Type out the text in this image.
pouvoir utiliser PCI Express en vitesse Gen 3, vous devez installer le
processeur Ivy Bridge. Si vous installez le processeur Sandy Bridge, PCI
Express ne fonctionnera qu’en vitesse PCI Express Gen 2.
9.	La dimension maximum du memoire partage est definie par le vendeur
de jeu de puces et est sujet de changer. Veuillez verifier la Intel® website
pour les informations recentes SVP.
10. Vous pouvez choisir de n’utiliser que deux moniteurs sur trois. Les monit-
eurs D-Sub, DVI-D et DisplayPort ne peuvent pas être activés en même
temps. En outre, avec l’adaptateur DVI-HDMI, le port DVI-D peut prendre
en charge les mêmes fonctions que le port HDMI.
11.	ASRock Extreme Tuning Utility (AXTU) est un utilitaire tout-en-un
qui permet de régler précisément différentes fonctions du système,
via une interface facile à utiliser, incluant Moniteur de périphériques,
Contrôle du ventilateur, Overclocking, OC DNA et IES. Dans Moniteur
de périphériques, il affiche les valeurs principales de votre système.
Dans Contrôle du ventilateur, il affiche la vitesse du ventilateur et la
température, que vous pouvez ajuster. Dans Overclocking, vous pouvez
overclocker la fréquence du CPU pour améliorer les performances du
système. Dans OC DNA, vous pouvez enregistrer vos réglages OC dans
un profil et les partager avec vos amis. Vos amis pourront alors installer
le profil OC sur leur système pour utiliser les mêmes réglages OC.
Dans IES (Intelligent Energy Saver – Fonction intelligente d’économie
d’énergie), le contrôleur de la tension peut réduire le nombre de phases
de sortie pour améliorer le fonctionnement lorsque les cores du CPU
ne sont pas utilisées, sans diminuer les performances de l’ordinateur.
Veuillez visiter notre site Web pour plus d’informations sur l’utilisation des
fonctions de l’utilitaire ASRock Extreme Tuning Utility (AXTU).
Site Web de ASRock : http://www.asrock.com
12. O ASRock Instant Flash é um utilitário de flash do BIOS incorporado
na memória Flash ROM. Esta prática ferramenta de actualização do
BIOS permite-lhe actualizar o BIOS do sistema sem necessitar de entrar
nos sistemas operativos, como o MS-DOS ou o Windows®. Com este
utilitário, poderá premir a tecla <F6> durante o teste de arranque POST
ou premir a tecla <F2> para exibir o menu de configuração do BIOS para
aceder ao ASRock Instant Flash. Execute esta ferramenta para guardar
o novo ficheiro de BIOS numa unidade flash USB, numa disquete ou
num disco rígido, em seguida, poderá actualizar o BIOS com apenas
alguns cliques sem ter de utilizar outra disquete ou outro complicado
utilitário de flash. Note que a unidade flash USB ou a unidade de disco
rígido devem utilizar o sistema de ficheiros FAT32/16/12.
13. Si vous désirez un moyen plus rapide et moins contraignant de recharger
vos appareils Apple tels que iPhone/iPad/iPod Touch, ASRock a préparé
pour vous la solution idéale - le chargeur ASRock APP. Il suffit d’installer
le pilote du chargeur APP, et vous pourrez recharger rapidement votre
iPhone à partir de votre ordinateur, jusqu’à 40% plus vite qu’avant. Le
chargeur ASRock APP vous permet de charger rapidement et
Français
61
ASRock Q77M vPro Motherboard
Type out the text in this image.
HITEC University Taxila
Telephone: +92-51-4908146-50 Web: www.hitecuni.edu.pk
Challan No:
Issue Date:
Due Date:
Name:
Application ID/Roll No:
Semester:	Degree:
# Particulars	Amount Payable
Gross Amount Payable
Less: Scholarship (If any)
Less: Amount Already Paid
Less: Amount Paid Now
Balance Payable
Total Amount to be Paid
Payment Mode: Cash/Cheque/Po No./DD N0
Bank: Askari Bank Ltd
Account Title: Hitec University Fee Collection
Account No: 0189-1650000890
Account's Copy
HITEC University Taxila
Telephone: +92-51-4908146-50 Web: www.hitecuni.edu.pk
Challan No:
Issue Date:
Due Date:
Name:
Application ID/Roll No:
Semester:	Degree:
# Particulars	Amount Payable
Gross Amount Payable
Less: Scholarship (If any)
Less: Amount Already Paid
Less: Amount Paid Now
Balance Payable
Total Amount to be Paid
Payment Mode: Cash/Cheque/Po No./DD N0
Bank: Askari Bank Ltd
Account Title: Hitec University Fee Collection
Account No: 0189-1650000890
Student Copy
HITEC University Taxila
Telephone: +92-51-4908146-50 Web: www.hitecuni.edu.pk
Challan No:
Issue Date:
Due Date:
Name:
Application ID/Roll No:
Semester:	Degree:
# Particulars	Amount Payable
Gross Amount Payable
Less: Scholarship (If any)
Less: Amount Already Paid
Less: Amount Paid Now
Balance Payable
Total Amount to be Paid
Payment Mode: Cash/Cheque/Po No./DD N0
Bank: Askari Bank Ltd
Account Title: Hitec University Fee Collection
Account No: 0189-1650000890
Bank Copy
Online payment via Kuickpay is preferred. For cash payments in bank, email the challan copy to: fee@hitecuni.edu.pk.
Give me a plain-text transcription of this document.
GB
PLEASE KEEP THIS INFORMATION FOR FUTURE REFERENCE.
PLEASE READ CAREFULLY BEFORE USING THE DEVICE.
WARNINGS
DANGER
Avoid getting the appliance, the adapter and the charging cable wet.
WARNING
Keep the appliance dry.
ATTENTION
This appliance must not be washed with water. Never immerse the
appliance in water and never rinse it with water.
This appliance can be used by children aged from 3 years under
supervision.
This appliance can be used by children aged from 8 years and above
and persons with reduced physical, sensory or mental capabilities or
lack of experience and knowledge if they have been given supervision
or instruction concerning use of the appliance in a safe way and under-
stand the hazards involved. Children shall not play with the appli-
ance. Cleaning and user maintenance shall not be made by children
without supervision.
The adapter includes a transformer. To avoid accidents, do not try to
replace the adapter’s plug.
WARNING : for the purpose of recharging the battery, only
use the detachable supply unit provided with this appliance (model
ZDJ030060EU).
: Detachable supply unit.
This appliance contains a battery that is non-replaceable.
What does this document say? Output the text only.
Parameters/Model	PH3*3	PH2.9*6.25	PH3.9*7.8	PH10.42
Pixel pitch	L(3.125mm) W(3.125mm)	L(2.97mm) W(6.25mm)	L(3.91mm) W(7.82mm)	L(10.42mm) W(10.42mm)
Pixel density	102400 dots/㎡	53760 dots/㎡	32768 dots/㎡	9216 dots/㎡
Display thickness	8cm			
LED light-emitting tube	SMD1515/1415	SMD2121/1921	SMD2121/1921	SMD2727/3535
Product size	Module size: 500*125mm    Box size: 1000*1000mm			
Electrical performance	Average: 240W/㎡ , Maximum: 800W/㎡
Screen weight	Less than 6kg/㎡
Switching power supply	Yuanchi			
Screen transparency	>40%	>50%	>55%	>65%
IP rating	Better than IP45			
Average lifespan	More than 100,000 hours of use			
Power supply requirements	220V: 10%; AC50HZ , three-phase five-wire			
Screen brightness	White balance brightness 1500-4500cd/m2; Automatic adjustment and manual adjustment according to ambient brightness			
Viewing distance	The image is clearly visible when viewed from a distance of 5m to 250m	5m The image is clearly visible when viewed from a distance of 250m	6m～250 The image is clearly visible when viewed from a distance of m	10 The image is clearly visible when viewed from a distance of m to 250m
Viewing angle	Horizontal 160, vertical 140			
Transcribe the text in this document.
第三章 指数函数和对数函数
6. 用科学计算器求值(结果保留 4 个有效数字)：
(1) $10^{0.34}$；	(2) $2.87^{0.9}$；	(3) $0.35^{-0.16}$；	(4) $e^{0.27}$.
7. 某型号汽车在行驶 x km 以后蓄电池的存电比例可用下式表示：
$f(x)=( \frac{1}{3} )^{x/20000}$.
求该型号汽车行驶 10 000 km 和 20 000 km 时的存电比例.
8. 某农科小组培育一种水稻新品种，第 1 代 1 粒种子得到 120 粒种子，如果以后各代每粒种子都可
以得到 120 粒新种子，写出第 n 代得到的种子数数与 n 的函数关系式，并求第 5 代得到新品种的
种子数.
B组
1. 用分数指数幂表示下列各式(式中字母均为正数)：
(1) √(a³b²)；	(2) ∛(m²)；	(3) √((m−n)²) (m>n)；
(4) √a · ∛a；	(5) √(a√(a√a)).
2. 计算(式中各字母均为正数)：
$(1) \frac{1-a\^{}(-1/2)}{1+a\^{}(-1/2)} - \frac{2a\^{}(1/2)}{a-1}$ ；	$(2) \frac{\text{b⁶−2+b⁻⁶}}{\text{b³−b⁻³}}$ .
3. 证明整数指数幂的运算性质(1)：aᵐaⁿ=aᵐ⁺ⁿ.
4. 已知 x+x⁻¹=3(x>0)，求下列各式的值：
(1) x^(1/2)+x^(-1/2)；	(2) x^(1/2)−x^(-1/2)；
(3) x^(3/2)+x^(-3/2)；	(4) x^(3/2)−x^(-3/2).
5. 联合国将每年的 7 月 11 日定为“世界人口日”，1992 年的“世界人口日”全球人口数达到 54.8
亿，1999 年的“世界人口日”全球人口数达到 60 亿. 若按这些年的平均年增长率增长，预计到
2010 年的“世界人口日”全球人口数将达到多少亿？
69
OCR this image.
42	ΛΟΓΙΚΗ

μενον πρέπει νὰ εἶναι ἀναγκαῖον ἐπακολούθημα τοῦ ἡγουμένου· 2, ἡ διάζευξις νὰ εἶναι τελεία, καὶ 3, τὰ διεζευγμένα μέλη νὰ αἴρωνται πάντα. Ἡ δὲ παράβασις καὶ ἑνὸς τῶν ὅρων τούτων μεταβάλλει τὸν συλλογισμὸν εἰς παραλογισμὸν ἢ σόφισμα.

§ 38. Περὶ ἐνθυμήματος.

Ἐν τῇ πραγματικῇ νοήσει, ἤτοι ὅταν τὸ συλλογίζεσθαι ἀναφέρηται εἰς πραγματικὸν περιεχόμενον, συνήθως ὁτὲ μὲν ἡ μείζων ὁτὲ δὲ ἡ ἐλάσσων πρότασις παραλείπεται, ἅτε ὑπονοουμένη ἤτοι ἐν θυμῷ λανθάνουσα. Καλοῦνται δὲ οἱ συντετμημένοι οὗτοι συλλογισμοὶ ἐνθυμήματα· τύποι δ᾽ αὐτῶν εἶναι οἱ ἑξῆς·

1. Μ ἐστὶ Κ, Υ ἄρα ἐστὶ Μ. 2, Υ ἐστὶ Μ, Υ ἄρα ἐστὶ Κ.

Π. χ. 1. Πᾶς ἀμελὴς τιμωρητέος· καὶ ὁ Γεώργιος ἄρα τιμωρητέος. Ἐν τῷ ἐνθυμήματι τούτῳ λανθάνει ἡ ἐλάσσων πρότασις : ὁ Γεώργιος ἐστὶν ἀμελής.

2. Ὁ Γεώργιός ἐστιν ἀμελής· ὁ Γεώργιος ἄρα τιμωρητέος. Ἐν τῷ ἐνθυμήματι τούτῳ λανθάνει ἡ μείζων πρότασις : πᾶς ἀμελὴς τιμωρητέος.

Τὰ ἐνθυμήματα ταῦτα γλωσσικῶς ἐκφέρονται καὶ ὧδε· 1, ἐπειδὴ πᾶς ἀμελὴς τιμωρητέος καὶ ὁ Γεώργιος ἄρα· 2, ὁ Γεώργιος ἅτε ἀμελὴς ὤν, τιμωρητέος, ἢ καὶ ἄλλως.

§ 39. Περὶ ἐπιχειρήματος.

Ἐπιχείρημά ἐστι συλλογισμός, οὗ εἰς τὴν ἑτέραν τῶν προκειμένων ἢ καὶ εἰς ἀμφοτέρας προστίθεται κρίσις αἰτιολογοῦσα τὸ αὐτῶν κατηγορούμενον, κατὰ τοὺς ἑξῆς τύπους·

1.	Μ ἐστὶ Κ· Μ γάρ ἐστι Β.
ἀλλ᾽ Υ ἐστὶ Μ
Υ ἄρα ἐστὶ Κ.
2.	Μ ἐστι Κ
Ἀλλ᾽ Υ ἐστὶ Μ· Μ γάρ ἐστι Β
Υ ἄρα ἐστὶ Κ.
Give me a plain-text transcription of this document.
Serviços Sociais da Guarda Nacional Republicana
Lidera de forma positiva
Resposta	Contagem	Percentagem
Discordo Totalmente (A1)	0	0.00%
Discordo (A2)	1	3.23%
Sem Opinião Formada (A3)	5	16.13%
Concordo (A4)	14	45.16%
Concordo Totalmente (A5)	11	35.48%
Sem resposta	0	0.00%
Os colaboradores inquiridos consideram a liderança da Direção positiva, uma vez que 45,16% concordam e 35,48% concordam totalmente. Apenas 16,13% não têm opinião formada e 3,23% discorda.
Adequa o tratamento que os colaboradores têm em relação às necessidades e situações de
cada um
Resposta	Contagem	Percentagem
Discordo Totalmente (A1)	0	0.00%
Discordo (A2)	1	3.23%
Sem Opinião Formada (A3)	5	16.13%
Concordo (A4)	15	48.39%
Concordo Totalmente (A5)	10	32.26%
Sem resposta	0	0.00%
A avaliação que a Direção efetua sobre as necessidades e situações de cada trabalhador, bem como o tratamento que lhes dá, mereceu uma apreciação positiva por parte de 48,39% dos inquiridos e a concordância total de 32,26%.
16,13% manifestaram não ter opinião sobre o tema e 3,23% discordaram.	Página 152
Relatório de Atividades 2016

· · ·

- **Work required**
Scan the entries above for the word "supply" and collect each line holding it.

- **Answer for the task**
use the detachable supply unit provided with this appliance (model
: Detachable supply unit.
Switching power supply	Yuanchi			
Power supply requirements	220V: 10%; AC50HZ , three-phase five-wire			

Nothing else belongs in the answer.